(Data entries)
+ + + + +
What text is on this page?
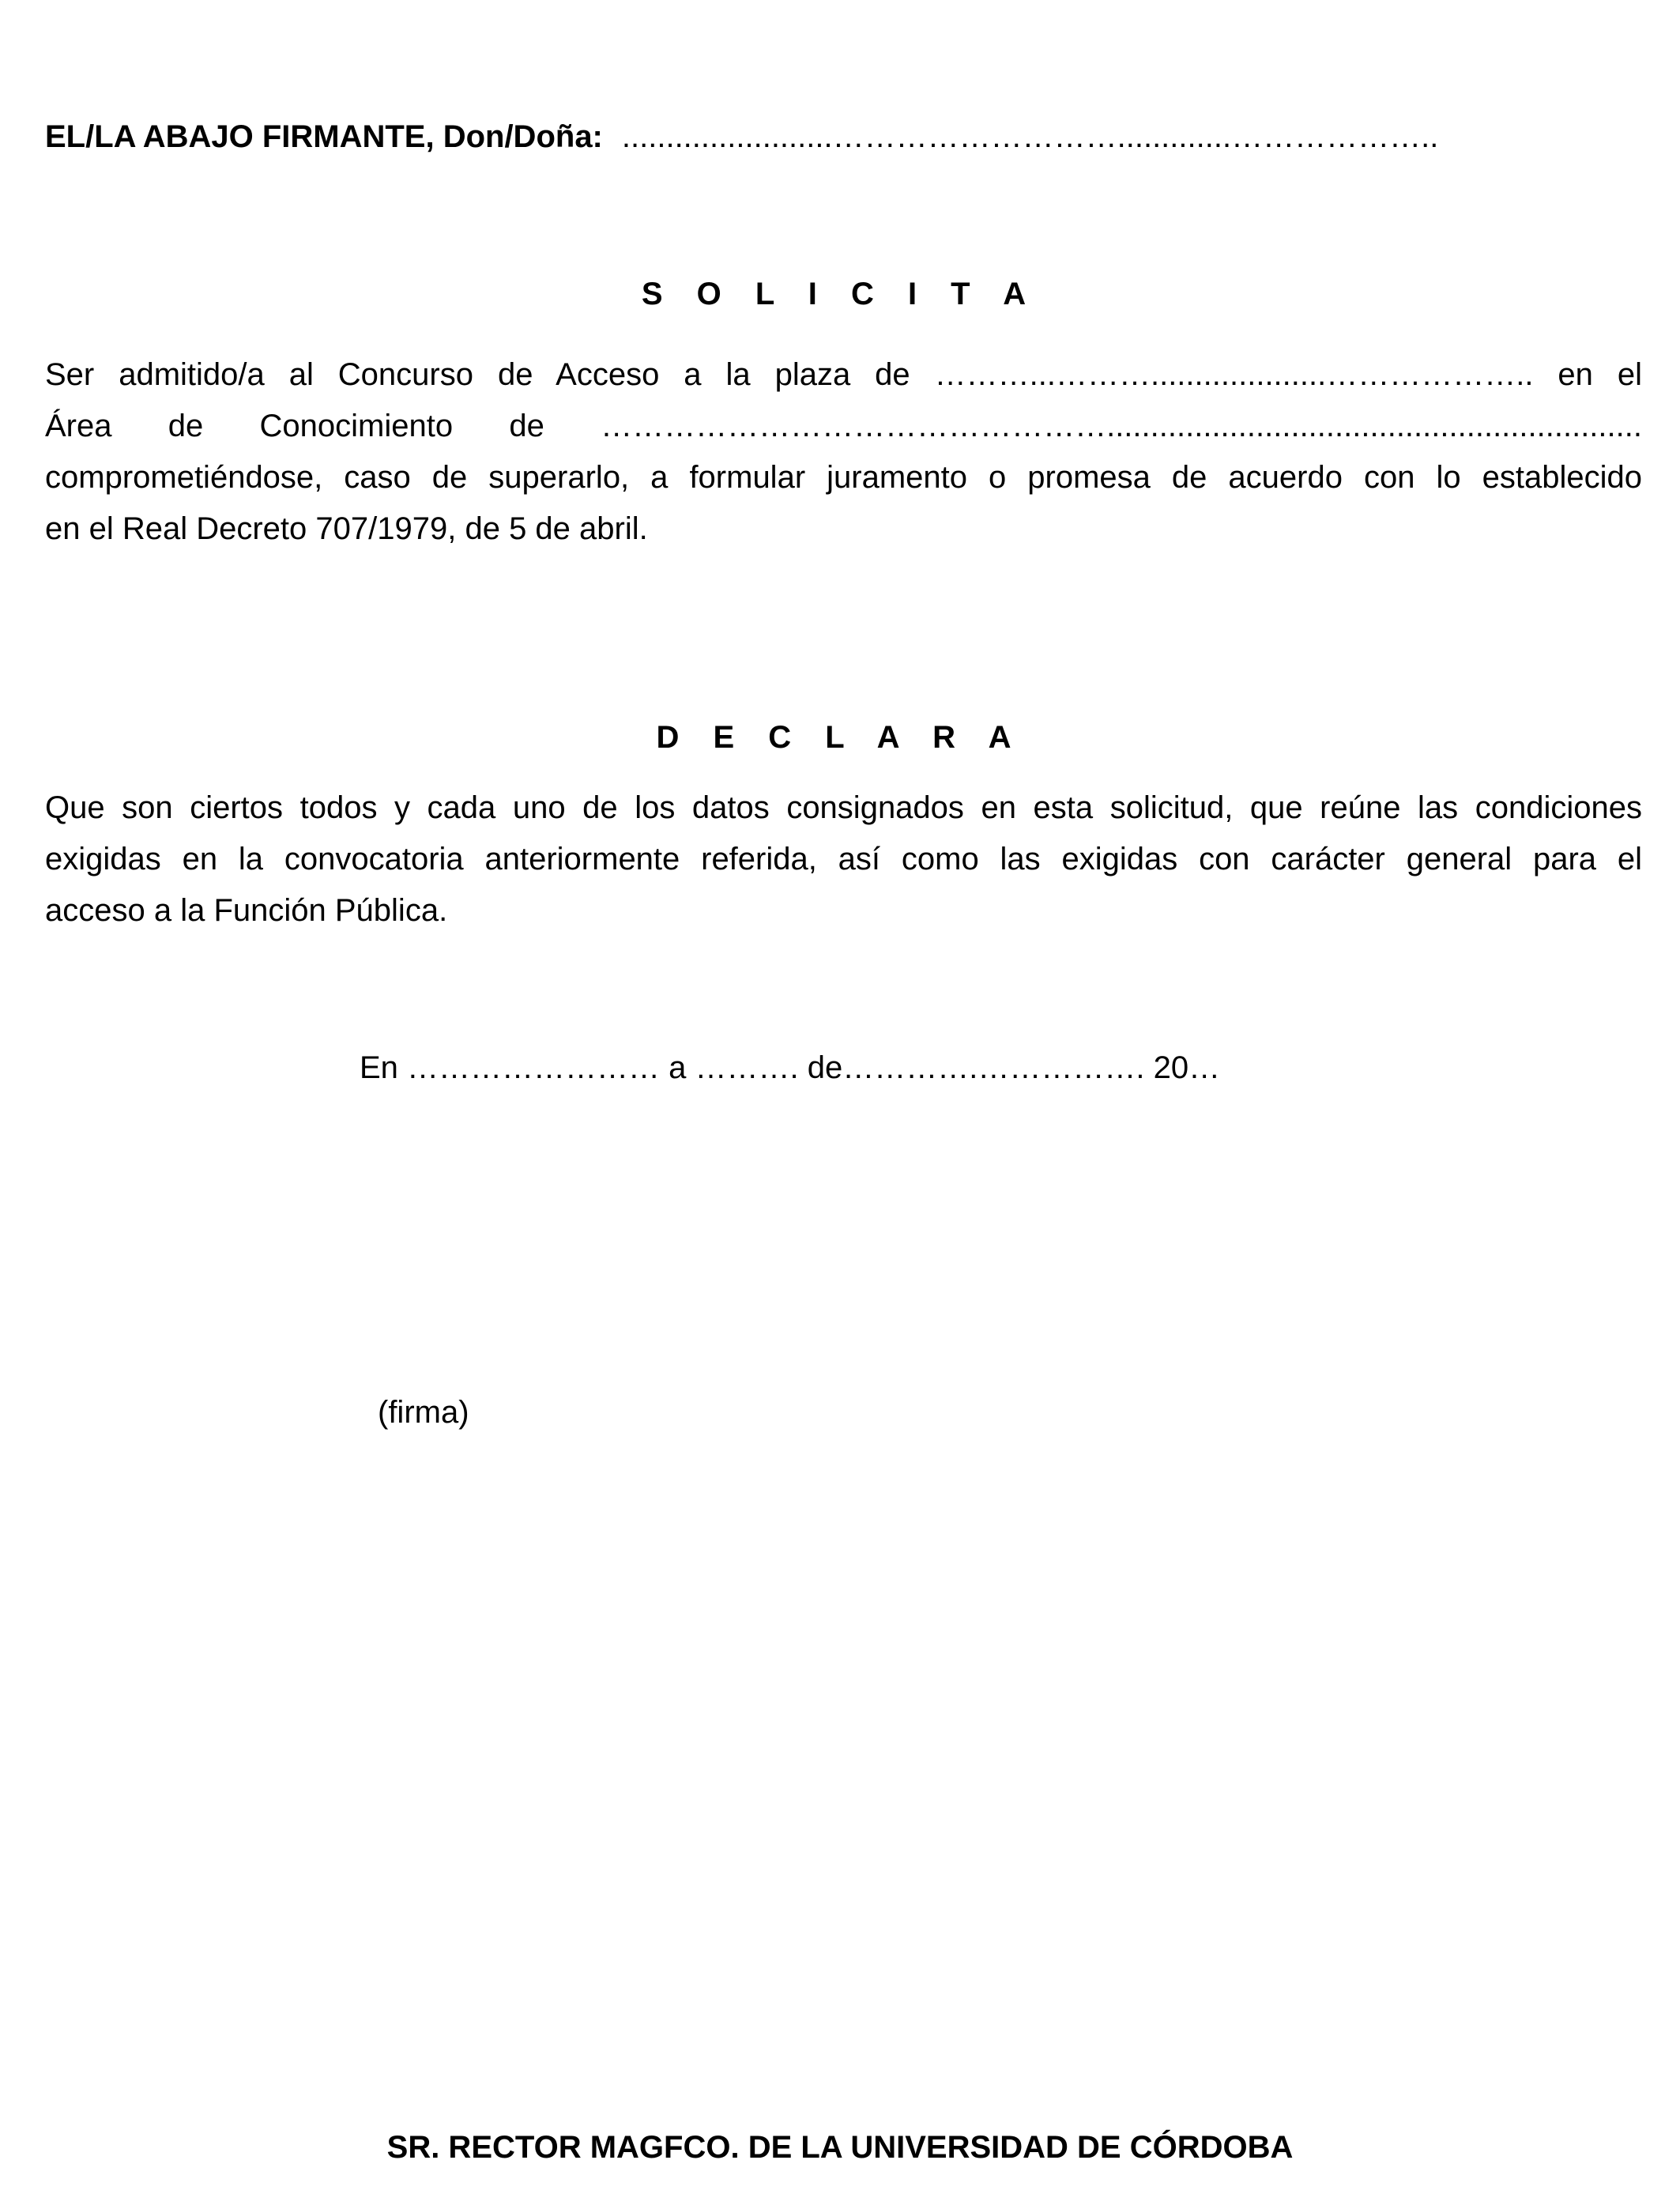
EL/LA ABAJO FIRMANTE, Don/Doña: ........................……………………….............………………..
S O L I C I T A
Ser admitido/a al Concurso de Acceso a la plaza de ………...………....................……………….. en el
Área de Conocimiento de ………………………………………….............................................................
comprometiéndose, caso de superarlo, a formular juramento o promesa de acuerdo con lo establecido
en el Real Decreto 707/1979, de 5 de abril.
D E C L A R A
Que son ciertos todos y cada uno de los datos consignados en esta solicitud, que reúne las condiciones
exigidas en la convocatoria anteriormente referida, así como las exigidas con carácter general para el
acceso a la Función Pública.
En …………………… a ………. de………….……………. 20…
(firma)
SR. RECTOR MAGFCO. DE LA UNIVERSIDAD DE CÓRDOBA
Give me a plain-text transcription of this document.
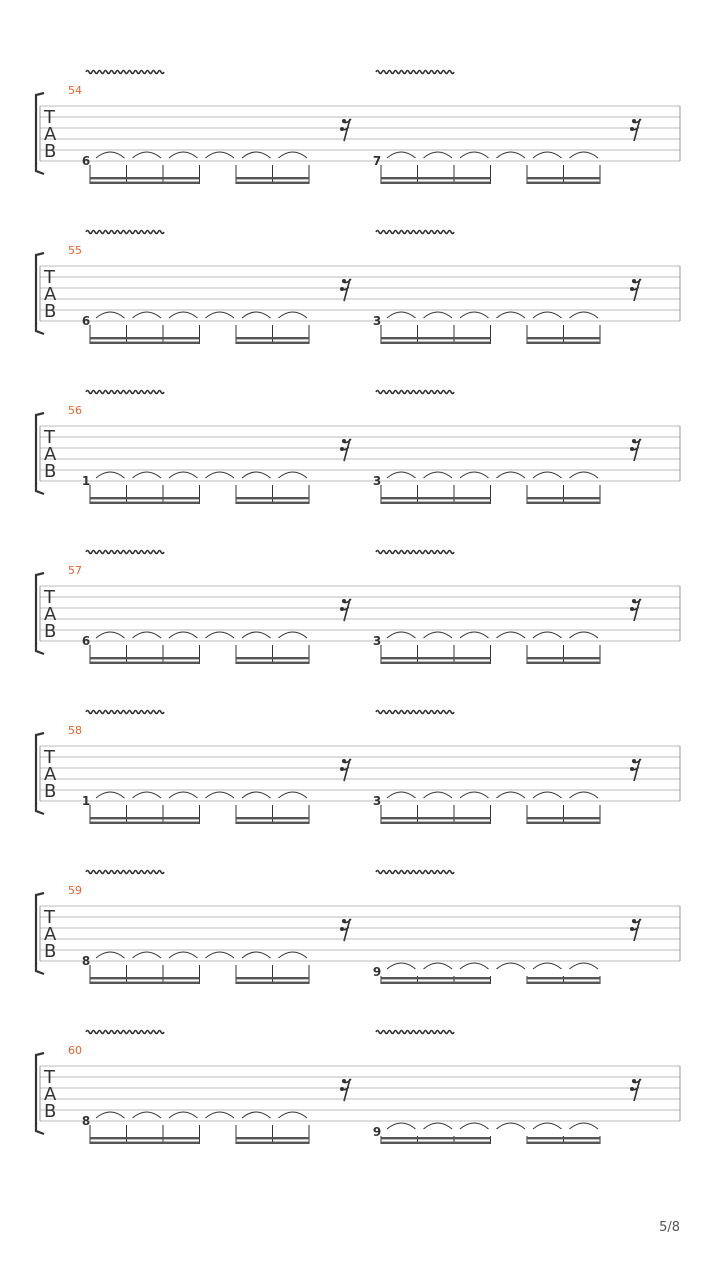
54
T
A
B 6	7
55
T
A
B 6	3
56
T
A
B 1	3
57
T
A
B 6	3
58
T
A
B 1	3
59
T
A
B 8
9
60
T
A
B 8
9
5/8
+ + + + +
### Set exercise
The lines to be quoted run from the line containing "Give me a plain-text" through the end of the entries above, both included; quote them exactly and leave out any pictures.

### Finished answer
Give me a plain-text transcription of this document.
54
T
A
B 6	7
55
T
A
B 6	3
56
T
A
B 1	3
57
T
A
B 6	3
58
T
A
B 1	3
59
T
A
B 8
9
60
T
A
B 8
9
5/8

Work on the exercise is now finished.